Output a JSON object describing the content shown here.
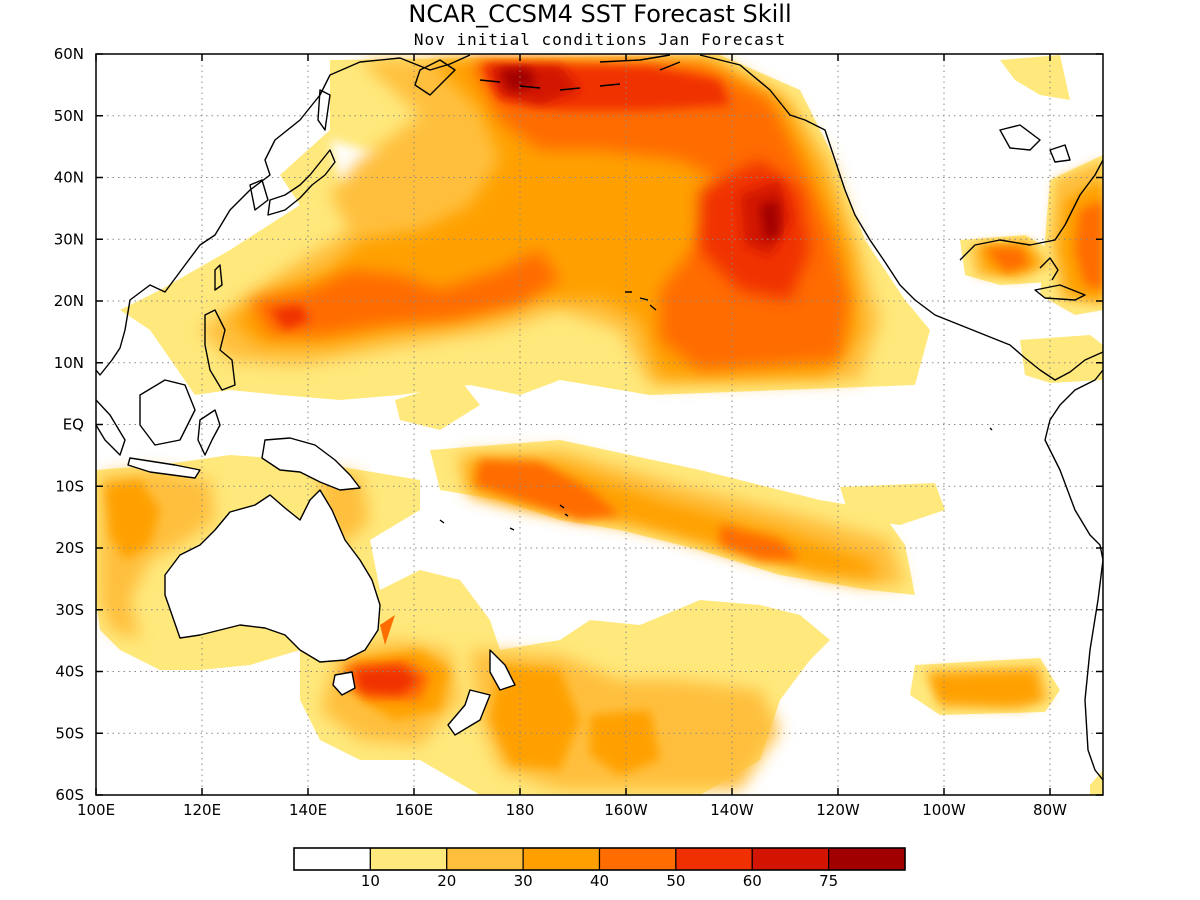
{
  "title": "NCAR_CCSM4 SST Forecast Skill",
  "subtitle": "Nov initial conditions  Jan Forecast",
  "colors": {
    "c0": "#ffffff",
    "c1": "#ffe87c",
    "c2": "#ffbf3c",
    "c3": "#ffa000",
    "c4": "#ff6c00",
    "c5": "#f03000",
    "c6": "#d21400",
    "c7": "#a00000"
  },
  "chart_data": {
    "type": "heatmap",
    "map_projection": "cylindrical lat-lon",
    "xlim": [
      100,
      290
    ],
    "ylim": [
      -60,
      60
    ],
    "lon_ticks": [
      {
        "lon": 100,
        "label": "100E"
      },
      {
        "lon": 120,
        "label": "120E"
      },
      {
        "lon": 140,
        "label": "140E"
      },
      {
        "lon": 160,
        "label": "160E"
      },
      {
        "lon": 180,
        "label": "180"
      },
      {
        "lon": 200,
        "label": "160W"
      },
      {
        "lon": 220,
        "label": "140W"
      },
      {
        "lon": 240,
        "label": "120W"
      },
      {
        "lon": 260,
        "label": "100W"
      },
      {
        "lon": 280,
        "label": "80W"
      }
    ],
    "lat_ticks": [
      {
        "lat": 60,
        "label": "60N"
      },
      {
        "lat": 50,
        "label": "50N"
      },
      {
        "lat": 40,
        "label": "40N"
      },
      {
        "lat": 30,
        "label": "30N"
      },
      {
        "lat": 20,
        "label": "20N"
      },
      {
        "lat": 10,
        "label": "10N"
      },
      {
        "lat": 0,
        "label": "EQ"
      },
      {
        "lat": -10,
        "label": "10S"
      },
      {
        "lat": -20,
        "label": "20S"
      },
      {
        "lat": -30,
        "label": "30S"
      },
      {
        "lat": -40,
        "label": "40S"
      },
      {
        "lat": -50,
        "label": "50S"
      },
      {
        "lat": -60,
        "label": "60S"
      }
    ],
    "grid": true,
    "colorbar": {
      "levels": [
        "10",
        "20",
        "30",
        "40",
        "50",
        "60",
        "75"
      ],
      "position": "bottom"
    },
    "skill_regions": [
      {
        "name": "north-pacific",
        "level": 1,
        "lon": [
          152,
          250
        ],
        "lat": [
          12,
          59
        ]
      },
      {
        "name": "north-pacific-core",
        "level": 4,
        "lon": [
          175,
          235
        ],
        "lat": [
          44,
          58
        ]
      },
      {
        "name": "bering-max",
        "level": 7,
        "lon": [
          178,
          186
        ],
        "lat": [
          53,
          58
        ]
      },
      {
        "name": "northeast-pacific",
        "level": 5,
        "lon": [
          205,
          242
        ],
        "lat": [
          12,
          43
        ]
      },
      {
        "name": "northeast-pacific-max",
        "level": 7,
        "lon": [
          219,
          229
        ],
        "lat": [
          26,
          36
        ]
      },
      {
        "name": "western-tropical-north-pacific",
        "level": 3,
        "lon": [
          118,
          175
        ],
        "lat": [
          8,
          30
        ]
      },
      {
        "name": "south-equatorial-band",
        "level": 3,
        "lon": [
          162,
          245
        ],
        "lat": [
          -25,
          -4
        ]
      },
      {
        "name": "indian-ocean-west-australia",
        "level": 2,
        "lon": [
          100,
          122
        ],
        "lat": [
          -35,
          -5
        ]
      },
      {
        "name": "tasman-sea",
        "level": 4,
        "lon": [
          145,
          165
        ],
        "lat": [
          -45,
          -30
        ]
      },
      {
        "name": "southern-ocean-south-pacific",
        "level": 2,
        "lon": [
          158,
          230
        ],
        "lat": [
          -60,
          -33
        ]
      },
      {
        "name": "southeast-pacific",
        "level": 3,
        "lon": [
          252,
          277
        ],
        "lat": [
          -46,
          -36
        ]
      },
      {
        "name": "gulf-of-mexico",
        "level": 4,
        "lon": [
          262,
          272
        ],
        "lat": [
          18,
          31
        ]
      },
      {
        "name": "western-atlantic",
        "level": 4,
        "lon": [
          280,
          290
        ],
        "lat": [
          15,
          40
        ]
      }
    ]
  }
}
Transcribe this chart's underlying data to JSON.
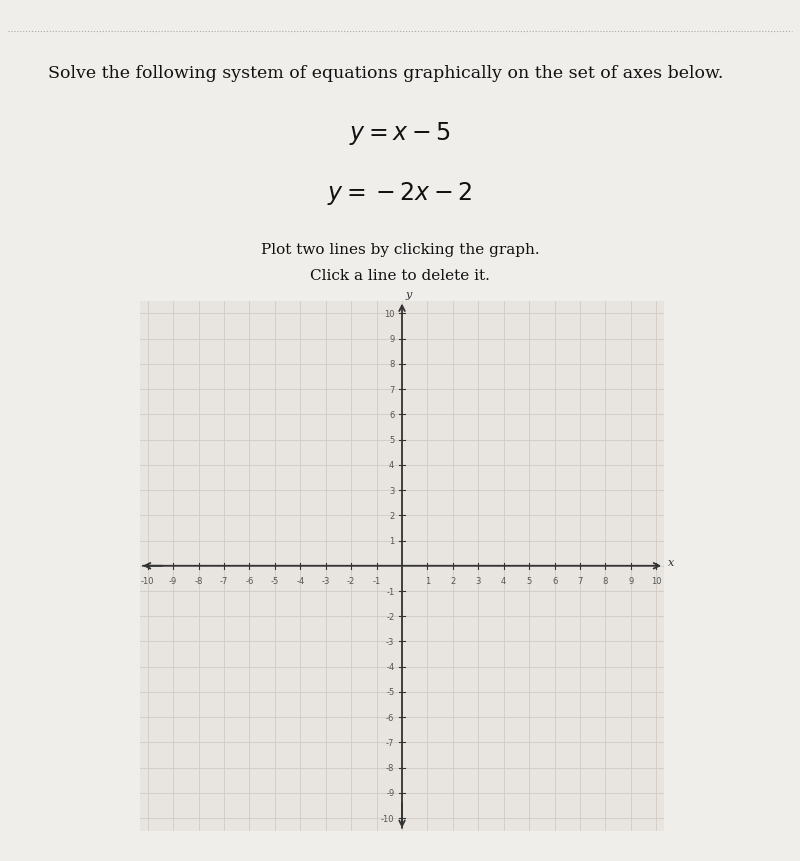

----------

**Task statement:**
Extract all the data above exactly, excluding every picture.

**Solved exercise:**
Output a JSON object describing the content shown here.
{
  "title": "NCAR_CCSM4 SST Forecast Skill",
  "subtitle": "Nov initial conditions  Jan Forecast",
  "colors": {
    "c0": "#ffffff",
    "c1": "#ffe87c",
    "c2": "#ffbf3c",
    "c3": "#ffa000",
    "c4": "#ff6c00",
    "c5": "#f03000",
    "c6": "#d21400",
    "c7": "#a00000"
  },
  "chart_data": {
    "type": "heatmap",
    "map_projection": "cylindrical lat-lon",
    "xlim": [
      100,
      290
    ],
    "ylim": [
      -60,
      60
    ],
    "lon_ticks": [
      {
        "lon": 100,
        "label": "100E"
      },
      {
        "lon": 120,
        "label": "120E"
      },
      {
        "lon": 140,
        "label": "140E"
      },
      {
        "lon": 160,
        "label": "160E"
      },
      {
        "lon": 180,
        "label": "180"
      },
      {
        "lon": 200,
        "label": "160W"
      },
      {
        "lon": 220,
        "label": "140W"
      },
      {
        "lon": 240,
        "label": "120W"
      },
      {
        "lon": 260,
        "label": "100W"
      },
      {
        "lon": 280,
        "label": "80W"
      }
    ],
    "lat_ticks": [
      {
        "lat": 60,
        "label": "60N"
      },
      {
        "lat": 50,
        "label": "50N"
      },
      {
        "lat": 40,
        "label": "40N"
      },
      {
        "lat": 30,
        "label": "30N"
      },
      {
        "lat": 20,
        "label": "20N"
      },
      {
        "lat": 10,
        "label": "10N"
      },
      {
        "lat": 0,
        "label": "EQ"
      },
      {
        "lat": -10,
        "label": "10S"
      },
      {
        "lat": -20,
        "label": "20S"
      },
      {
        "lat": -30,
        "label": "30S"
      },
      {
        "lat": -40,
        "label": "40S"
      },
      {
        "lat": -50,
        "label": "50S"
      },
      {
        "lat": -60,
        "label": "60S"
      }
    ],
    "grid": true,
    "colorbar": {
      "levels": [
        "10",
        "20",
        "30",
        "40",
        "50",
        "60",
        "75"
      ],
      "position": "bottom"
    },
    "skill_regions": [
      {
        "name": "north-pacific",
        "level": 1,
        "lon": [
          152,
          250
        ],
        "lat": [
          12,
          59
        ]
      },
      {
        "name": "north-pacific-core",
        "level": 4,
        "lon": [
          175,
          235
        ],
        "lat": [
          44,
          58
        ]
      },
      {
        "name": "bering-max",
        "level": 7,
        "lon": [
          178,
          186
        ],
        "lat": [
          53,
          58
        ]
      },
      {
        "name": "northeast-pacific",
        "level": 5,
        "lon": [
          205,
          242
        ],
        "lat": [
          12,
          43
        ]
      },
      {
        "name": "northeast-pacific-max",
        "level": 7,
        "lon": [
          219,
          229
        ],
        "lat": [
          26,
          36
        ]
      },
      {
        "name": "western-tropical-north-pacific",
        "level": 3,
        "lon": [
          118,
          175
        ],
        "lat": [
          8,
          30
        ]
      },
      {
        "name": "south-equatorial-band",
        "level": 3,
        "lon": [
          162,
          245
        ],
        "lat": [
          -25,
          -4
        ]
      },
      {
        "name": "indian-ocean-west-australia",
        "level": 2,
        "lon": [
          100,
          122
        ],
        "lat": [
          -35,
          -5
        ]
      },
      {
        "name": "tasman-sea",
        "level": 4,
        "lon": [
          145,
          165
        ],
        "lat": [
          -45,
          -30
        ]
      },
      {
        "name": "southern-ocean-south-pacific",
        "level": 2,
        "lon": [
          158,
          230
        ],
        "lat": [
          -60,
          -33
        ]
      },
      {
        "name": "southeast-pacific",
        "level": 3,
        "lon": [
          252,
          277
        ],
        "lat": [
          -46,
          -36
        ]
      },
      {
        "name": "gulf-of-mexico",
        "level": 4,
        "lon": [
          262,
          272
        ],
        "lat": [
          18,
          31
        ]
      },
      {
        "name": "western-atlantic",
        "level": 4,
        "lon": [
          280,
          290
        ],
        "lat": [
          15,
          40
        ]
      }
    ]
  }
}
Transcribe this chart's underlying data to JSON.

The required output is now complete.